◆ TASK PROMPT ◆
Go over the entries below line by line, copying each one that contains the word "title".

◆ DATA PROVIDED ◆
○ ○ ○ ○

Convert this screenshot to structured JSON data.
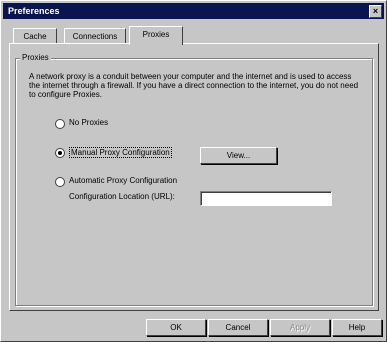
{
  "window": {
    "title": "Preferences",
    "close_glyph": "×"
  },
  "tabs": [
    {
      "label": "Cache",
      "active": false
    },
    {
      "label": "Connections",
      "active": false
    },
    {
      "label": "Proxies",
      "active": true
    }
  ],
  "group": {
    "label": "Proxies",
    "description": "A network proxy is a conduit between your computer and the internet and is used to access the internet through a firewall.  If you have a direct connection to the internet, you do not need to configure Proxies."
  },
  "options": {
    "no_proxies": {
      "label": "No Proxies",
      "checked": false
    },
    "manual": {
      "label": "Manual Proxy Configuration",
      "checked": true
    },
    "automatic": {
      "label": "Automatic Proxy Configuration",
      "checked": false
    }
  },
  "view_button": "View...",
  "config_location": {
    "label": "Configuration Location (URL):",
    "value": ""
  },
  "footer": {
    "ok": "OK",
    "cancel": "Cancel",
    "apply": "Apply",
    "help": "Help"
  }
}
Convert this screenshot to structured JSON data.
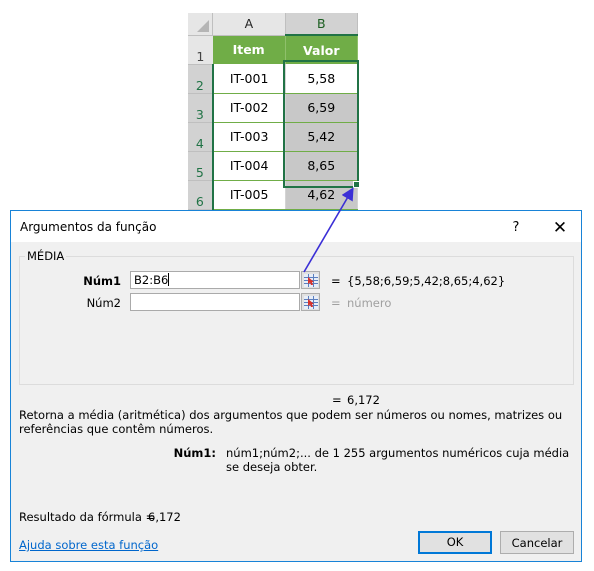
{
  "spreadsheet": {
    "column_headers": [
      "A",
      "B"
    ],
    "row_numbers": [
      "1",
      "2",
      "3",
      "4",
      "5",
      "6"
    ],
    "header_row": [
      "Item",
      "Valor"
    ],
    "rows": [
      {
        "item": "IT-001",
        "valor": "5,58"
      },
      {
        "item": "IT-002",
        "valor": "6,59"
      },
      {
        "item": "IT-003",
        "valor": "5,42"
      },
      {
        "item": "IT-004",
        "valor": "8,65"
      },
      {
        "item": "IT-005",
        "valor": "4,62"
      }
    ],
    "selected_range": "B2:B6",
    "colors": {
      "header_fill": "#70ad47",
      "selection_border": "#217346",
      "selected_fill": "#c8c8c8",
      "arrow": "#3b2fd6"
    }
  },
  "dialog": {
    "title": "Argumentos da função",
    "help_button": "?",
    "close_button": "✕",
    "function_name": "MÉDIA",
    "arguments": [
      {
        "label": "Núm1",
        "value": "B2:B6",
        "preview": "{5,58;6,59;5,42;8,65;4,62}",
        "bold": true
      },
      {
        "label": "Núm2",
        "value": "",
        "preview": "número",
        "bold": false
      }
    ],
    "equals": "=",
    "result_preview": "6,172",
    "description": "Retorna a média (aritmética) dos argumentos que podem ser números ou nomes, matrizes ou referências que contêm números.",
    "arg_help_label": "Núm1:",
    "arg_help_text": "núm1;núm2;... de 1 255 argumentos numéricos cuja média se deseja obter.",
    "formula_result_label": "Resultado da fórmula =",
    "formula_result_value": "6,172",
    "help_link": "Ajuda sobre esta função",
    "ok_label": "OK",
    "cancel_label": "Cancelar",
    "accent_color": "#0078d7"
  }
}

○ ○ ○ ○

◆ EXPECTED ANSWER ◆
    "title": "Preferences",
    "title": "Argumentos da função",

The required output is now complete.